Data extracted from a collection:

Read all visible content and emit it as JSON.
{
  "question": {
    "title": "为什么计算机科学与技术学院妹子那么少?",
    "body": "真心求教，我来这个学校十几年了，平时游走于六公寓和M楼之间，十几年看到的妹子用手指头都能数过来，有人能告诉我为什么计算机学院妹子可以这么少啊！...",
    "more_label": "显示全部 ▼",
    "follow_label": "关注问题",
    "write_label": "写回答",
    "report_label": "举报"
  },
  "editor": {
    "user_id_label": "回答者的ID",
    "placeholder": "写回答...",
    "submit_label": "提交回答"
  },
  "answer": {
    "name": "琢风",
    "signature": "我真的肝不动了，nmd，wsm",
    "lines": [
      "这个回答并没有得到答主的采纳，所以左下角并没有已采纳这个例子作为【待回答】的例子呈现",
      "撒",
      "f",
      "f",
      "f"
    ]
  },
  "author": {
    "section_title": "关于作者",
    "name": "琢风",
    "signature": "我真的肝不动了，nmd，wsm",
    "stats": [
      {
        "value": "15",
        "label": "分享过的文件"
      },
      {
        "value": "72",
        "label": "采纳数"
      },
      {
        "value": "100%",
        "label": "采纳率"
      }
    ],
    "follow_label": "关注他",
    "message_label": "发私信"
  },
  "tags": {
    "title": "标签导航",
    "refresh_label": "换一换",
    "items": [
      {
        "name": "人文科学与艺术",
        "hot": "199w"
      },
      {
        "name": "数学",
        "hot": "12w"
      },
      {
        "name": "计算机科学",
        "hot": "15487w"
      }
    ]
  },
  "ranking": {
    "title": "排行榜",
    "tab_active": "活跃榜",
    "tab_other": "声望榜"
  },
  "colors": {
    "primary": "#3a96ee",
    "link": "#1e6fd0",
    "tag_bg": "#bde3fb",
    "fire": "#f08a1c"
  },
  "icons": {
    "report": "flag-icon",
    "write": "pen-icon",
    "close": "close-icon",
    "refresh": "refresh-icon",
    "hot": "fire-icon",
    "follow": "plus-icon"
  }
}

What you are asked to do
Exactly reproduce the material above.

Written reply
Read all visible content and emit it as JSON.
{
  "question": {
    "title": "为什么计算机科学与技术学院妹子那么少?",
    "body": "真心求教，我来这个学校十几年了，平时游走于六公寓和M楼之间，十几年看到的妹子用手指头都能数过来，有人能告诉我为什么计算机学院妹子可以这么少啊！...",
    "more_label": "显示全部 ▼",
    "follow_label": "关注问题",
    "write_label": "写回答",
    "report_label": "举报"
  },
  "editor": {
    "user_id_label": "回答者的ID",
    "placeholder": "写回答...",
    "submit_label": "提交回答"
  },
  "answer": {
    "name": "琢风",
    "signature": "我真的肝不动了，nmd，wsm",
    "lines": [
      "这个回答并没有得到答主的采纳，所以左下角并没有已采纳这个例子作为【待回答】的例子呈现",
      "撒",
      "f",
      "f",
      "f"
    ]
  },
  "author": {
    "section_title": "关于作者",
    "name": "琢风",
    "signature": "我真的肝不动了，nmd，wsm",
    "stats": [
      {
        "value": "15",
        "label": "分享过的文件"
      },
      {
        "value": "72",
        "label": "采纳数"
      },
      {
        "value": "100%",
        "label": "采纳率"
      }
    ],
    "follow_label": "关注他",
    "message_label": "发私信"
  },
  "tags": {
    "title": "标签导航",
    "refresh_label": "换一换",
    "items": [
      {
        "name": "人文科学与艺术",
        "hot": "199w"
      },
      {
        "name": "数学",
        "hot": "12w"
      },
      {
        "name": "计算机科学",
        "hot": "15487w"
      }
    ]
  },
  "ranking": {
    "title": "排行榜",
    "tab_active": "活跃榜",
    "tab_other": "声望榜"
  },
  "colors": {
    "primary": "#3a96ee",
    "link": "#1e6fd0",
    "tag_bg": "#bde3fb",
    "fire": "#f08a1c"
  },
  "icons": {
    "report": "flag-icon",
    "write": "pen-icon",
    "close": "close-icon",
    "refresh": "refresh-icon",
    "hot": "fire-icon",
    "follow": "plus-icon"
  }
}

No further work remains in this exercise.